▶ **Data provided**
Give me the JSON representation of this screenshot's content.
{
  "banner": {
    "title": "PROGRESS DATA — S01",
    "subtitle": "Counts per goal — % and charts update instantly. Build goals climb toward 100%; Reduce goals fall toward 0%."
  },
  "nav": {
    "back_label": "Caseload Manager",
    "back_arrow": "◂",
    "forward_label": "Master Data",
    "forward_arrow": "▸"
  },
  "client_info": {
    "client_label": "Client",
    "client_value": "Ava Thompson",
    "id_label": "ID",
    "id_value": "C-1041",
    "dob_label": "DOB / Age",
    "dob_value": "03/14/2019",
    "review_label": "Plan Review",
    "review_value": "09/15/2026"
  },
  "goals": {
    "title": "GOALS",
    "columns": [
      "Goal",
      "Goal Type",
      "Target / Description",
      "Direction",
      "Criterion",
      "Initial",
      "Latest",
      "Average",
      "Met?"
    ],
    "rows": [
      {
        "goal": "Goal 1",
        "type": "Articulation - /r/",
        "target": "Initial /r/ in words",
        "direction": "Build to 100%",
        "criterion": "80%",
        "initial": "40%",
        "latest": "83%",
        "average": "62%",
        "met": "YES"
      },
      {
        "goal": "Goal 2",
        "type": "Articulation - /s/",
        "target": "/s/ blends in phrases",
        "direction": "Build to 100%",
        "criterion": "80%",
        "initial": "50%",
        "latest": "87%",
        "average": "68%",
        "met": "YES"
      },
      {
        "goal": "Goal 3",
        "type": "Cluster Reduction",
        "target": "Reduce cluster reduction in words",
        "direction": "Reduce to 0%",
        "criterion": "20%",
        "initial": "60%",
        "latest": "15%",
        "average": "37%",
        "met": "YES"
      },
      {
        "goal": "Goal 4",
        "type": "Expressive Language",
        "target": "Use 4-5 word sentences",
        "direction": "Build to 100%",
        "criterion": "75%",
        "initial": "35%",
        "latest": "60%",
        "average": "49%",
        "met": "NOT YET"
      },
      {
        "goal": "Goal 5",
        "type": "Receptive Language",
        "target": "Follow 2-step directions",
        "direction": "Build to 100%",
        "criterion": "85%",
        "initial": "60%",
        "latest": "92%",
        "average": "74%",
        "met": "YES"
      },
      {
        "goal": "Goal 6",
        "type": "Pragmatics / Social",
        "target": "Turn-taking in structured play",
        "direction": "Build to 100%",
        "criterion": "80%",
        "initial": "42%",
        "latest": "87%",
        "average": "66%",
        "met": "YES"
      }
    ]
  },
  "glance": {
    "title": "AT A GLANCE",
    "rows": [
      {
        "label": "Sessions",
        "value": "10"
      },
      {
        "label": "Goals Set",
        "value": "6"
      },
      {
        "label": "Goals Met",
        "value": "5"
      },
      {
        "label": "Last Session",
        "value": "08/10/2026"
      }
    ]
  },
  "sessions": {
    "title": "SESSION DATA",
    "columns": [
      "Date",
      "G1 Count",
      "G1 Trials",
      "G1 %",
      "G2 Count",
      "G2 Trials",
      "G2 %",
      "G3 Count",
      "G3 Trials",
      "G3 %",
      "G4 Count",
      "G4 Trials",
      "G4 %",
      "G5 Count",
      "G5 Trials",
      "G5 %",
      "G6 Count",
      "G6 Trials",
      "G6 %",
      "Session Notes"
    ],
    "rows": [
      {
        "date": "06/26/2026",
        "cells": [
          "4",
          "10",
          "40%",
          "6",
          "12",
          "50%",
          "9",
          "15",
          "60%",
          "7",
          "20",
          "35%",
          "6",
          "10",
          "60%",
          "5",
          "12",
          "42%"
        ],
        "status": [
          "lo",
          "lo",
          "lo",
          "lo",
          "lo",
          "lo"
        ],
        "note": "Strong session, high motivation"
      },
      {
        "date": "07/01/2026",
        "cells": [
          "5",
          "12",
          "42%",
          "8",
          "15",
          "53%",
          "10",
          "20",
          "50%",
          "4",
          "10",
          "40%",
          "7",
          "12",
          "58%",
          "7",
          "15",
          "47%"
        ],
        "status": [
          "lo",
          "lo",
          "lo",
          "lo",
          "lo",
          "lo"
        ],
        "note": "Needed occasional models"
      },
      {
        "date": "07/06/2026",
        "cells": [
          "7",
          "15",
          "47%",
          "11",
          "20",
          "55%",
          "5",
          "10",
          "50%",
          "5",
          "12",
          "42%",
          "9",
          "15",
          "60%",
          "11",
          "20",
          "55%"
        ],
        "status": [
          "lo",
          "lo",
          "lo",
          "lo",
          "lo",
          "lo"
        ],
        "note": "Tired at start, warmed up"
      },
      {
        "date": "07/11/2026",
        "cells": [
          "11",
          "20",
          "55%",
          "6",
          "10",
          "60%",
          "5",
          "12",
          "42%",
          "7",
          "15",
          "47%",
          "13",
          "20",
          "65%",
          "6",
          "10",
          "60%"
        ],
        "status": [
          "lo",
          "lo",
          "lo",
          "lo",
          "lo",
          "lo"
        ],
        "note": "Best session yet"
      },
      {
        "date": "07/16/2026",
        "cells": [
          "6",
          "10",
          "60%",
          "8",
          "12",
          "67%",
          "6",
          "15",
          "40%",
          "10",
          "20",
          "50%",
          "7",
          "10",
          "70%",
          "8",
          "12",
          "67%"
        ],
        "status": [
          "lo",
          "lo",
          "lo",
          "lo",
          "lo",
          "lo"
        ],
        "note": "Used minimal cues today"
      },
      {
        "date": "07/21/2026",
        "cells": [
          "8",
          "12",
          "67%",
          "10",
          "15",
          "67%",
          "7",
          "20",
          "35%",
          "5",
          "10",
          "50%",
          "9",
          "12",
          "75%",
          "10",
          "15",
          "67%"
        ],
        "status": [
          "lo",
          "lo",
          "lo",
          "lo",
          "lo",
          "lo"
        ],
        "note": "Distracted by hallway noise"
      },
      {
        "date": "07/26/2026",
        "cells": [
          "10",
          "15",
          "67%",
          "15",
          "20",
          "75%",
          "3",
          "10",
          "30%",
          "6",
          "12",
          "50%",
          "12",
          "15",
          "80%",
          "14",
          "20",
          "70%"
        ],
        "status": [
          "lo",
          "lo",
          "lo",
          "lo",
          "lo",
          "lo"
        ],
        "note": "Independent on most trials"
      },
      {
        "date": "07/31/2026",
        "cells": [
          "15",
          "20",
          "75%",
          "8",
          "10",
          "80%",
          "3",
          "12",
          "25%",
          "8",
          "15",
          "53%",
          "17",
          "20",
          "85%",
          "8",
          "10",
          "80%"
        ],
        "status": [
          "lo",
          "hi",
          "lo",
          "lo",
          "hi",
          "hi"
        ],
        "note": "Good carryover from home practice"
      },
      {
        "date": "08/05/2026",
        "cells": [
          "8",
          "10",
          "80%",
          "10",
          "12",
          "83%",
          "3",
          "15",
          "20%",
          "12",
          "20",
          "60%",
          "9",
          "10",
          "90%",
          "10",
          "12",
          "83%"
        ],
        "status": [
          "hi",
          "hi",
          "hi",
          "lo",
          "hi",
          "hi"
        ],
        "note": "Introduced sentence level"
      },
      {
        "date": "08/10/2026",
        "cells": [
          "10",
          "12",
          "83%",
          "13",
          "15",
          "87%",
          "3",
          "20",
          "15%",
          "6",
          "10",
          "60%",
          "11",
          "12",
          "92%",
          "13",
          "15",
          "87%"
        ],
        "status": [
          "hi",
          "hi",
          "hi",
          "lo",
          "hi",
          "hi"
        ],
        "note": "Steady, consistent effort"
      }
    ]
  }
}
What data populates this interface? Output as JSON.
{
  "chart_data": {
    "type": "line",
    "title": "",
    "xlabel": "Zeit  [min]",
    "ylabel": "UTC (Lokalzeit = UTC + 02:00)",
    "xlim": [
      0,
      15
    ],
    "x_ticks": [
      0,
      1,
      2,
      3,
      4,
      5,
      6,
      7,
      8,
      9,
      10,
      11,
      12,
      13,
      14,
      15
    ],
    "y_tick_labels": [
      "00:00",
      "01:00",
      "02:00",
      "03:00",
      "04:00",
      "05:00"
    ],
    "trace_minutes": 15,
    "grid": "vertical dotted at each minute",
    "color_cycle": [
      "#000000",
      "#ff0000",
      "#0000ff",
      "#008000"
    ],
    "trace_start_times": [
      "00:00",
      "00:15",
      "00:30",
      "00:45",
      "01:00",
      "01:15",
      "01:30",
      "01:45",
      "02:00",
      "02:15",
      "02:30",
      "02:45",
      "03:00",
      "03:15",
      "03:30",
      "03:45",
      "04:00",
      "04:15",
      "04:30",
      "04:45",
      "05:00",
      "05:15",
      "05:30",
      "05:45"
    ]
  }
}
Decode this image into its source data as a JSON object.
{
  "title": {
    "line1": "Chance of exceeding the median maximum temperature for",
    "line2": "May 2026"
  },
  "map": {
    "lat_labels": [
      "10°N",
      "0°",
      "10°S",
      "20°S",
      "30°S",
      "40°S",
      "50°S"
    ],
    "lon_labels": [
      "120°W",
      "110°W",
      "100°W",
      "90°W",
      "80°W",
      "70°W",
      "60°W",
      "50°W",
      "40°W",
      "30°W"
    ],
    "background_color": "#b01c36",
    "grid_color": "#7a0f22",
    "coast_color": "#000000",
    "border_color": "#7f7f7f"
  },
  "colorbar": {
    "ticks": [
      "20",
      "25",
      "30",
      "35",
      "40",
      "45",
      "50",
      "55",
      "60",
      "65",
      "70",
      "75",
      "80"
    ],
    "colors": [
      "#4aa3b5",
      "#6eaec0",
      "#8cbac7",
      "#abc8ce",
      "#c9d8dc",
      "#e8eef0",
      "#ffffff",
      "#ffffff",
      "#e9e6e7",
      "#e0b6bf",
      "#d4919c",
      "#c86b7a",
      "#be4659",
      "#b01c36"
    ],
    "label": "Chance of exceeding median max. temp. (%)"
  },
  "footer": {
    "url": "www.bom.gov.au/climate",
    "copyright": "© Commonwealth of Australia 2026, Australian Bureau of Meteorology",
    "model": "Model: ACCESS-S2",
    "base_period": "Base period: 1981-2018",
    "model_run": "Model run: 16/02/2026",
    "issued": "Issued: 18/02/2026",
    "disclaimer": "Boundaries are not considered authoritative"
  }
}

▶ **Problem**
Pick out lines containing the word "Articulation", each one as written.

▶ **Correct answer**
        "type": "Articulation - /r/",
        "type": "Articulation - /s/",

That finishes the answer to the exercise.